» Problem to work on
Take the data that follows and retype it word for word.

» Dataset rows
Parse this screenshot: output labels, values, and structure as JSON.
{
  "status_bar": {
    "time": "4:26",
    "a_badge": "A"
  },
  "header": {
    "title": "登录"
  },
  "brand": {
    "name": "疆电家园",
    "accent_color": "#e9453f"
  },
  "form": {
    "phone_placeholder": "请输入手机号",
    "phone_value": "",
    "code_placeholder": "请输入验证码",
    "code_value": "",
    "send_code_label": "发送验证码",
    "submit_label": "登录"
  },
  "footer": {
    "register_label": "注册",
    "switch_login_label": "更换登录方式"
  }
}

» Exercise answer
Parse this screenshot: output labels, values, and structure as JSON.
{
  "status_bar": {
    "time": "4:26",
    "a_badge": "A"
  },
  "header": {
    "title": "登录"
  },
  "brand": {
    "name": "疆电家园",
    "accent_color": "#e9453f"
  },
  "form": {
    "phone_placeholder": "请输入手机号",
    "phone_value": "",
    "code_placeholder": "请输入验证码",
    "code_value": "",
    "send_code_label": "发送验证码",
    "submit_label": "登录"
  },
  "footer": {
    "register_label": "注册",
    "switch_login_label": "更换登录方式"
  }
}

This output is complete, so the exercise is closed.